• _DIRECTIONS_
Print all the data, keeping every line exactly as it is.

• _RECORDS FOR PROCESSING_
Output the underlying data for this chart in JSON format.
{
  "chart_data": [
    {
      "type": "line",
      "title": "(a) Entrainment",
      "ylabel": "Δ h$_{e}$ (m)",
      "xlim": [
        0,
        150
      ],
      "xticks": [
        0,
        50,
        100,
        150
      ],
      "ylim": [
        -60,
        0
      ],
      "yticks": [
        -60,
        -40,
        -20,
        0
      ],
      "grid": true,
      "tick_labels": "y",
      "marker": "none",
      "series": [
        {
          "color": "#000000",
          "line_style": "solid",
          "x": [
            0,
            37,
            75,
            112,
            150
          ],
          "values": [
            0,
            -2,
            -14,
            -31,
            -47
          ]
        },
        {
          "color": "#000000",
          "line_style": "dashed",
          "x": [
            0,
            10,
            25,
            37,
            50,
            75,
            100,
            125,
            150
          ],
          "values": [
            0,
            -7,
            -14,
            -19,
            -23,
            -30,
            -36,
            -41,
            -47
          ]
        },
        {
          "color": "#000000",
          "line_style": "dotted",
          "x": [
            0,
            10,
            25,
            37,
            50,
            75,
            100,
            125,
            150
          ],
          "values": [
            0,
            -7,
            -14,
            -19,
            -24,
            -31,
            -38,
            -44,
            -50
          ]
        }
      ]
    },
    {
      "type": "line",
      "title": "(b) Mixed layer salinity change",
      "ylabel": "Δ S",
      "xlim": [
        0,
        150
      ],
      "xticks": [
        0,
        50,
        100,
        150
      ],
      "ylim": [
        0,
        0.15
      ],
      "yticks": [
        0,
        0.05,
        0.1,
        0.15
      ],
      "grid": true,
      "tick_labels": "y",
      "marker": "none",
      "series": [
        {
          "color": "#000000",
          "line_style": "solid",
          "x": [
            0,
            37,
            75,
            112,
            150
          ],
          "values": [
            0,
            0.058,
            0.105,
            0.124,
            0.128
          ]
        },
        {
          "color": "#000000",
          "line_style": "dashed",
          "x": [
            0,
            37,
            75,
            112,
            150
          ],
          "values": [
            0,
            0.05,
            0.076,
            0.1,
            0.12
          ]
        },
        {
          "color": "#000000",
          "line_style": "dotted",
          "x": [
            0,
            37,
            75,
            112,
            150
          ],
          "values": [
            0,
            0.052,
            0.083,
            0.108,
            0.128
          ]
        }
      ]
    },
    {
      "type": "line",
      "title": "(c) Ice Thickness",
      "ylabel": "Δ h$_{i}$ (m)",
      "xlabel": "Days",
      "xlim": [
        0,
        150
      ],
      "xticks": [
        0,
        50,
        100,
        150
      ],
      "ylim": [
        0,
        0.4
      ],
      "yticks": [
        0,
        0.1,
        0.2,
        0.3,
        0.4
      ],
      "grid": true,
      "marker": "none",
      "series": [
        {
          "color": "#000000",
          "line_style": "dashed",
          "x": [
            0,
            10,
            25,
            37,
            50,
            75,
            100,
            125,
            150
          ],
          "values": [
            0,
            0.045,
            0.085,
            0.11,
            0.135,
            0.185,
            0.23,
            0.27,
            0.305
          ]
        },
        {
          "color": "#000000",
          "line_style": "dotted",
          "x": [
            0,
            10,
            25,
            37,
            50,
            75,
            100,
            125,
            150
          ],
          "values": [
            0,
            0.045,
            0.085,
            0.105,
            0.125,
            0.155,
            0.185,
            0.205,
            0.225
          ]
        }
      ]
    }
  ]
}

• _OUTPUT BELOW_
Output the underlying data for this chart in JSON format.
{
  "chart_data": [
    {
      "type": "line",
      "title": "(a) Entrainment",
      "ylabel": "Δ h$_{e}$ (m)",
      "xlim": [
        0,
        150
      ],
      "xticks": [
        0,
        50,
        100,
        150
      ],
      "ylim": [
        -60,
        0
      ],
      "yticks": [
        -60,
        -40,
        -20,
        0
      ],
      "grid": true,
      "tick_labels": "y",
      "marker": "none",
      "series": [
        {
          "color": "#000000",
          "line_style": "solid",
          "x": [
            0,
            37,
            75,
            112,
            150
          ],
          "values": [
            0,
            -2,
            -14,
            -31,
            -47
          ]
        },
        {
          "color": "#000000",
          "line_style": "dashed",
          "x": [
            0,
            10,
            25,
            37,
            50,
            75,
            100,
            125,
            150
          ],
          "values": [
            0,
            -7,
            -14,
            -19,
            -23,
            -30,
            -36,
            -41,
            -47
          ]
        },
        {
          "color": "#000000",
          "line_style": "dotted",
          "x": [
            0,
            10,
            25,
            37,
            50,
            75,
            100,
            125,
            150
          ],
          "values": [
            0,
            -7,
            -14,
            -19,
            -24,
            -31,
            -38,
            -44,
            -50
          ]
        }
      ]
    },
    {
      "type": "line",
      "title": "(b) Mixed layer salinity change",
      "ylabel": "Δ S",
      "xlim": [
        0,
        150
      ],
      "xticks": [
        0,
        50,
        100,
        150
      ],
      "ylim": [
        0,
        0.15
      ],
      "yticks": [
        0,
        0.05,
        0.1,
        0.15
      ],
      "grid": true,
      "tick_labels": "y",
      "marker": "none",
      "series": [
        {
          "color": "#000000",
          "line_style": "solid",
          "x": [
            0,
            37,
            75,
            112,
            150
          ],
          "values": [
            0,
            0.058,
            0.105,
            0.124,
            0.128
          ]
        },
        {
          "color": "#000000",
          "line_style": "dashed",
          "x": [
            0,
            37,
            75,
            112,
            150
          ],
          "values": [
            0,
            0.05,
            0.076,
            0.1,
            0.12
          ]
        },
        {
          "color": "#000000",
          "line_style": "dotted",
          "x": [
            0,
            37,
            75,
            112,
            150
          ],
          "values": [
            0,
            0.052,
            0.083,
            0.108,
            0.128
          ]
        }
      ]
    },
    {
      "type": "line",
      "title": "(c) Ice Thickness",
      "ylabel": "Δ h$_{i}$ (m)",
      "xlabel": "Days",
      "xlim": [
        0,
        150
      ],
      "xticks": [
        0,
        50,
        100,
        150
      ],
      "ylim": [
        0,
        0.4
      ],
      "yticks": [
        0,
        0.1,
        0.2,
        0.3,
        0.4
      ],
      "grid": true,
      "marker": "none",
      "series": [
        {
          "color": "#000000",
          "line_style": "dashed",
          "x": [
            0,
            10,
            25,
            37,
            50,
            75,
            100,
            125,
            150
          ],
          "values": [
            0,
            0.045,
            0.085,
            0.11,
            0.135,
            0.185,
            0.23,
            0.27,
            0.305
          ]
        },
        {
          "color": "#000000",
          "line_style": "dotted",
          "x": [
            0,
            10,
            25,
            37,
            50,
            75,
            100,
            125,
            150
          ],
          "values": [
            0,
            0.045,
            0.085,
            0.105,
            0.125,
            0.155,
            0.185,
            0.205,
            0.225
          ]
        }
      ]
    }
  ]
}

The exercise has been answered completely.